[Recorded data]
* * *
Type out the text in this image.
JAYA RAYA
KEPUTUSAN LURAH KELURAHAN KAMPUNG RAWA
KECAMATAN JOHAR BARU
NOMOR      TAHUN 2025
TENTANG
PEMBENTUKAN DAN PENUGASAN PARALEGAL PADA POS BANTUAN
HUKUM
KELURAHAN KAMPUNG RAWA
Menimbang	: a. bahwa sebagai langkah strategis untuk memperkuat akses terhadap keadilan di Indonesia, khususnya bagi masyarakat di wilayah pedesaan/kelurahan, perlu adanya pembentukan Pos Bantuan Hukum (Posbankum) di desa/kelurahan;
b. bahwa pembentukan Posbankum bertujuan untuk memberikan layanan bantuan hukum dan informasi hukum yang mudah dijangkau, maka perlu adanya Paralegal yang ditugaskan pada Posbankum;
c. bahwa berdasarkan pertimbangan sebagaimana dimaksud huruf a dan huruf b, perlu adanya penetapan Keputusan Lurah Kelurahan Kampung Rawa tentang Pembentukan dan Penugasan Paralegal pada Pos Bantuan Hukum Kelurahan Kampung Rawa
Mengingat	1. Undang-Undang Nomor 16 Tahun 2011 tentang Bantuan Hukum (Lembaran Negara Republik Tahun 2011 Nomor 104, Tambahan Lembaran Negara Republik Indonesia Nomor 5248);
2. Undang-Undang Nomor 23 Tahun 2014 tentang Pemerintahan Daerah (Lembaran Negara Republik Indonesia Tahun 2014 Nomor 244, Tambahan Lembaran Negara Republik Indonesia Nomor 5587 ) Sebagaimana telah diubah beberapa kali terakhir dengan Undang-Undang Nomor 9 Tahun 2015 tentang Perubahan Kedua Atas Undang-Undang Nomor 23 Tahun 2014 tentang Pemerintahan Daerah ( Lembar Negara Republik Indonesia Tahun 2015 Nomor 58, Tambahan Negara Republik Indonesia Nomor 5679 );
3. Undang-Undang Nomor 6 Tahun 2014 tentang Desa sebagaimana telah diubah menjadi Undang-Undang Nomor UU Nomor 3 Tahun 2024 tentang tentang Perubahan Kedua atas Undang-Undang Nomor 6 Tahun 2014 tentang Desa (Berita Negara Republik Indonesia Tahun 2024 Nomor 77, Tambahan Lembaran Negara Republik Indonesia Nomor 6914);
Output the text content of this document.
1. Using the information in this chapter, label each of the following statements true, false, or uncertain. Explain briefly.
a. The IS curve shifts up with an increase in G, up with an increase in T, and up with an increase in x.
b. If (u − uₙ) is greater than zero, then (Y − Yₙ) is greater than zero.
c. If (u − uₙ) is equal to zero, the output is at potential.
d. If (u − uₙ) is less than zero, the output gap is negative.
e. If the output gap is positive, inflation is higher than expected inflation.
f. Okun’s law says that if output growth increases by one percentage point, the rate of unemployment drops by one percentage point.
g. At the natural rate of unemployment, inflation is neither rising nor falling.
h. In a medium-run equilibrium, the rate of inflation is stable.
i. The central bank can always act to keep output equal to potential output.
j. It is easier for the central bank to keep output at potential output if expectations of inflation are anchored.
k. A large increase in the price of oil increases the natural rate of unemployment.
* * *
## Given exercise
Set out the complete listing exactly as shown.

## Reply to the task
Type out the text in this image.
JAYA RAYA
KEPUTUSAN LURAH KELURAHAN KAMPUNG RAWA
KECAMATAN JOHAR BARU
NOMOR      TAHUN 2025
TENTANG
PEMBENTUKAN DAN PENUGASAN PARALEGAL PADA POS BANTUAN
HUKUM
KELURAHAN KAMPUNG RAWA
Menimbang	: a. bahwa sebagai langkah strategis untuk memperkuat akses terhadap keadilan di Indonesia, khususnya bagi masyarakat di wilayah pedesaan/kelurahan, perlu adanya pembentukan Pos Bantuan Hukum (Posbankum) di desa/kelurahan;
b. bahwa pembentukan Posbankum bertujuan untuk memberikan layanan bantuan hukum dan informasi hukum yang mudah dijangkau, maka perlu adanya Paralegal yang ditugaskan pada Posbankum;
c. bahwa berdasarkan pertimbangan sebagaimana dimaksud huruf a dan huruf b, perlu adanya penetapan Keputusan Lurah Kelurahan Kampung Rawa tentang Pembentukan dan Penugasan Paralegal pada Pos Bantuan Hukum Kelurahan Kampung Rawa
Mengingat	1. Undang-Undang Nomor 16 Tahun 2011 tentang Bantuan Hukum (Lembaran Negara Republik Tahun 2011 Nomor 104, Tambahan Lembaran Negara Republik Indonesia Nomor 5248);
2. Undang-Undang Nomor 23 Tahun 2014 tentang Pemerintahan Daerah (Lembaran Negara Republik Indonesia Tahun 2014 Nomor 244, Tambahan Lembaran Negara Republik Indonesia Nomor 5587 ) Sebagaimana telah diubah beberapa kali terakhir dengan Undang-Undang Nomor 9 Tahun 2015 tentang Perubahan Kedua Atas Undang-Undang Nomor 23 Tahun 2014 tentang Pemerintahan Daerah ( Lembar Negara Republik Indonesia Tahun 2015 Nomor 58, Tambahan Negara Republik Indonesia Nomor 5679 );
3. Undang-Undang Nomor 6 Tahun 2014 tentang Desa sebagaimana telah diubah menjadi Undang-Undang Nomor UU Nomor 3 Tahun 2024 tentang tentang Perubahan Kedua atas Undang-Undang Nomor 6 Tahun 2014 tentang Desa (Berita Negara Republik Indonesia Tahun 2024 Nomor 77, Tambahan Lembaran Negara Republik Indonesia Nomor 6914);
Output the text content of this document.
1. Using the information in this chapter, label each of the following statements true, false, or uncertain. Explain briefly.
a. The IS curve shifts up with an increase in G, up with an increase in T, and up with an increase in x.
b. If (u − uₙ) is greater than zero, then (Y − Yₙ) is greater than zero.
c. If (u − uₙ) is equal to zero, the output is at potential.
d. If (u − uₙ) is less than zero, the output gap is negative.
e. If the output gap is positive, inflation is higher than expected inflation.
f. Okun’s law says that if output growth increases by one percentage point, the rate of unemployment drops by one percentage point.
g. At the natural rate of unemployment, inflation is neither rising nor falling.
h. In a medium-run equilibrium, the rate of inflation is stable.
i. The central bank can always act to keep output equal to potential output.
j. It is easier for the central bank to keep output at potential output if expectations of inflation are anchored.
k. A large increase in the price of oil increases the natural rate of unemployment.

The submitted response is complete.